PROBLEM TO SOLVE: List each line in which the string "trabajo" appears.

Records from a data source
◇ ◇ ◇

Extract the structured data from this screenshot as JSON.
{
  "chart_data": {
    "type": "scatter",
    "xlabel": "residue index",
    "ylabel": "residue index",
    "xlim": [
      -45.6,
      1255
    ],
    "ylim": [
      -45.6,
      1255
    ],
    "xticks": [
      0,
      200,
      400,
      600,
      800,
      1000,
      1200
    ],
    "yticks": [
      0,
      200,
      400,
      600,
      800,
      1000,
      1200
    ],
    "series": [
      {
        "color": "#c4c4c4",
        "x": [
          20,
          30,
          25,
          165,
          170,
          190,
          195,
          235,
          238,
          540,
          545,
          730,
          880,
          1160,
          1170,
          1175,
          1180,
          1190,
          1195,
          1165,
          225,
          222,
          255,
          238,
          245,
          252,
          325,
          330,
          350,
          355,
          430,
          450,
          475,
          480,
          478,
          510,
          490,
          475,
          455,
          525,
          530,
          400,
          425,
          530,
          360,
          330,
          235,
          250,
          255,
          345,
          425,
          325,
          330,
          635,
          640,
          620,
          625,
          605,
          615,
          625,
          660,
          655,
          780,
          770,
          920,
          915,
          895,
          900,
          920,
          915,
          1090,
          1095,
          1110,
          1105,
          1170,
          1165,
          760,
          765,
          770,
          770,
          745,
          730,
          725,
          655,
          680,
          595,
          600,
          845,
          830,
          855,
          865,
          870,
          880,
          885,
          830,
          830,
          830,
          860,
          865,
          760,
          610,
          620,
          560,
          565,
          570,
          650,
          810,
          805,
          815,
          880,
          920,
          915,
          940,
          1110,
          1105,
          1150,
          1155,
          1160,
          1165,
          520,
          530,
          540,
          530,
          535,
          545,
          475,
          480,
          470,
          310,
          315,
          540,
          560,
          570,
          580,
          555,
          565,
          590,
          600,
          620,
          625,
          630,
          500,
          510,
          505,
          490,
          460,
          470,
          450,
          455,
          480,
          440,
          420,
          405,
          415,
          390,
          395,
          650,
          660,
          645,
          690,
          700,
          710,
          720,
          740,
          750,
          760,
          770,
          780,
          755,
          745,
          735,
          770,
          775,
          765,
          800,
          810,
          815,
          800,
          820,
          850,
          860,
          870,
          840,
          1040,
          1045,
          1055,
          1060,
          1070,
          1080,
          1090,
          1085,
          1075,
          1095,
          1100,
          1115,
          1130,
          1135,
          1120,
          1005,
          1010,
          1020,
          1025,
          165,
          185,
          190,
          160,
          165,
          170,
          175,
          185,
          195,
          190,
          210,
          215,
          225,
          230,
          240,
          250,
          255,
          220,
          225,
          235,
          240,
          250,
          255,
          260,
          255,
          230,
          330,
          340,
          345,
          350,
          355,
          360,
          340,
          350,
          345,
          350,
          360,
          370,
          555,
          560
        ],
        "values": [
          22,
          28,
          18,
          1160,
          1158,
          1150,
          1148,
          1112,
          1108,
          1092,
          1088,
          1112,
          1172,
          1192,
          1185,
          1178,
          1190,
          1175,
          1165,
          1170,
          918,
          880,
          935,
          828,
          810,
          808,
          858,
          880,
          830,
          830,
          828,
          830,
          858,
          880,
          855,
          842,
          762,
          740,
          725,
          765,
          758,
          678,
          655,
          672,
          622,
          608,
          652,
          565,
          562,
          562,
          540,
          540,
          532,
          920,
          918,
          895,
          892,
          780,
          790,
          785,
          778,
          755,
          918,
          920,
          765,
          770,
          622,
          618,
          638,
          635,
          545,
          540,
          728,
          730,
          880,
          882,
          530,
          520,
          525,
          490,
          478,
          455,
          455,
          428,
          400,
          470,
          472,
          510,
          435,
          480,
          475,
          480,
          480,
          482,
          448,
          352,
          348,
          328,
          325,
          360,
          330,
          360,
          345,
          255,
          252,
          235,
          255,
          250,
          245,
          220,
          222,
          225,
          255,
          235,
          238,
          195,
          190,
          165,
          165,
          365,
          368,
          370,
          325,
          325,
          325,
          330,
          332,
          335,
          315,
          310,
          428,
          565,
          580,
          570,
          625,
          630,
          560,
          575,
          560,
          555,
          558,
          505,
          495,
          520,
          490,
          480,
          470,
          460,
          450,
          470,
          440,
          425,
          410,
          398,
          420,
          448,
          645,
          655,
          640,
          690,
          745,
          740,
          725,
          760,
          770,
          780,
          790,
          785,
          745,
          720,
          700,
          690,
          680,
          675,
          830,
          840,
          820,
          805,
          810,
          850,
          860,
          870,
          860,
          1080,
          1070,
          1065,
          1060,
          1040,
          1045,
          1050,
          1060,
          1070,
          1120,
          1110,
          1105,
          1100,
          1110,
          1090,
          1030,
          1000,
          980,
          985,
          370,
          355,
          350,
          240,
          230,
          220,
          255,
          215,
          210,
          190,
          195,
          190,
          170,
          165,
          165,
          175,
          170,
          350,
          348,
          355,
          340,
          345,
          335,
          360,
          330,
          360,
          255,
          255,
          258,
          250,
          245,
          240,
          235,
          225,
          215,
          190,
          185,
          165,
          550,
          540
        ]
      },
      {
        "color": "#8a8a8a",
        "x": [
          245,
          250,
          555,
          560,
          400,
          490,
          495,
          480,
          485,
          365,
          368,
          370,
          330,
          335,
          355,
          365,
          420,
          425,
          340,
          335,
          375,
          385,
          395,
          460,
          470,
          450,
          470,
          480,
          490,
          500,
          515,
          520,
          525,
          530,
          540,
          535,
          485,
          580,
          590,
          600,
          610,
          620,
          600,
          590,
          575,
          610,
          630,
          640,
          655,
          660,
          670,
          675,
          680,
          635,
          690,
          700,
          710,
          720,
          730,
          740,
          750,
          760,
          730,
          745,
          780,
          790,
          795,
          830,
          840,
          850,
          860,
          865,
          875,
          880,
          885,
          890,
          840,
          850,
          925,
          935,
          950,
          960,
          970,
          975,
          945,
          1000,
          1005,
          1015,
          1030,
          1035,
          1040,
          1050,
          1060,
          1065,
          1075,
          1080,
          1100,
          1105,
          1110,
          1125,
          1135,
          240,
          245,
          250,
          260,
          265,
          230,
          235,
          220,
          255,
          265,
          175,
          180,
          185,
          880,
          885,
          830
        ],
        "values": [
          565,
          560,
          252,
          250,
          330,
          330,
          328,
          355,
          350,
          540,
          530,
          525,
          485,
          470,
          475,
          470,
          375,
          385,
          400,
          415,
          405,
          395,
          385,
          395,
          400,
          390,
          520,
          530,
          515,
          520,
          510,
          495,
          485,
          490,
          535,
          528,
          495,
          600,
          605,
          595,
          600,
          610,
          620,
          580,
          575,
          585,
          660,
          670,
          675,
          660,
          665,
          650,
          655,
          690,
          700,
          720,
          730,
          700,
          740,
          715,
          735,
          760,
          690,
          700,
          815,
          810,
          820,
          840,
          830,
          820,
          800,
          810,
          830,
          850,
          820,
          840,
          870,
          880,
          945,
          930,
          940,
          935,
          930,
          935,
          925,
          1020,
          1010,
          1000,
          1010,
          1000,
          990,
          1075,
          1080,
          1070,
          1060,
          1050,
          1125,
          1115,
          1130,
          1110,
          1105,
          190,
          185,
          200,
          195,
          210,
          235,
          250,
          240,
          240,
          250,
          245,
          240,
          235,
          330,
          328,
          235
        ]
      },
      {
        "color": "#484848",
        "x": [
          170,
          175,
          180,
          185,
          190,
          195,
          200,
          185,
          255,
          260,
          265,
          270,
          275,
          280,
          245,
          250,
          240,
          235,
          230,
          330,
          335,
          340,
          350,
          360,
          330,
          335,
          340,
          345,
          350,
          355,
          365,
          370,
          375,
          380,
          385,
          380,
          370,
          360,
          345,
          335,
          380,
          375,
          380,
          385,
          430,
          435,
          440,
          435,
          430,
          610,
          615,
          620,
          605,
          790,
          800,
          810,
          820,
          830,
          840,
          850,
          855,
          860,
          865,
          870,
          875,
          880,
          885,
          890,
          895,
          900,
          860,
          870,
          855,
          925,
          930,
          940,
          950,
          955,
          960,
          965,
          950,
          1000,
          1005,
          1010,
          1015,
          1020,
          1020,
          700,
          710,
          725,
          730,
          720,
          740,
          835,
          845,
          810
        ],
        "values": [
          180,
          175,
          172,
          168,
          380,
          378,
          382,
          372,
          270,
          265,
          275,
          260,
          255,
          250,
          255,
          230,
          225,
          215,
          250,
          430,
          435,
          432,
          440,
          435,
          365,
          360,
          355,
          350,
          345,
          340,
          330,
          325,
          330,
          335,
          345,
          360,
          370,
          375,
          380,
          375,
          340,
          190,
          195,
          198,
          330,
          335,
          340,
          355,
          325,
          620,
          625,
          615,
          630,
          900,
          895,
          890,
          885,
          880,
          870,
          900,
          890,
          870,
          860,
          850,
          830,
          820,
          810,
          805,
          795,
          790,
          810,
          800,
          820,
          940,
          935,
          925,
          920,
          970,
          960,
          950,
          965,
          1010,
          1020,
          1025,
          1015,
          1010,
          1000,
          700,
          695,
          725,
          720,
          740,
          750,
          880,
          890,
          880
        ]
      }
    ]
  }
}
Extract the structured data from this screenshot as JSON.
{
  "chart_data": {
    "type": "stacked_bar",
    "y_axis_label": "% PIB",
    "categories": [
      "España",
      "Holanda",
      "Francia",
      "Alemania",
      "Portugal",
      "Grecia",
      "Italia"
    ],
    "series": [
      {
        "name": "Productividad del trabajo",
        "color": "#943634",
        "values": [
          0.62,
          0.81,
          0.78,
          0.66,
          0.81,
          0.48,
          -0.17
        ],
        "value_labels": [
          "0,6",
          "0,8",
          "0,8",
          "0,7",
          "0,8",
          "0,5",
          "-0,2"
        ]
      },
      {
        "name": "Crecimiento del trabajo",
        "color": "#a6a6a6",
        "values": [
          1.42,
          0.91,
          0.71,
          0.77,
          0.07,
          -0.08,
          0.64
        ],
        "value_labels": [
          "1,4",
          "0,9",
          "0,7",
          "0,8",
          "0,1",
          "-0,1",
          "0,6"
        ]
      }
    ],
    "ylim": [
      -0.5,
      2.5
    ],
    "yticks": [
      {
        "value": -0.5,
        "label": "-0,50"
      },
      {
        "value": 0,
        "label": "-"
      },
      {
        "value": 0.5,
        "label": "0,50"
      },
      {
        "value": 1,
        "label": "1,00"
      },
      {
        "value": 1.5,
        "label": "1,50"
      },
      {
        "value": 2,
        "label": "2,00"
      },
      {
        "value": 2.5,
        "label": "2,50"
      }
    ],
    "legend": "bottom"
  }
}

◇ ◇ ◇

RESPONSE TO THIS TASK:
        "name": "Productividad del trabajo",
        "name": "Crecimiento del trabajo",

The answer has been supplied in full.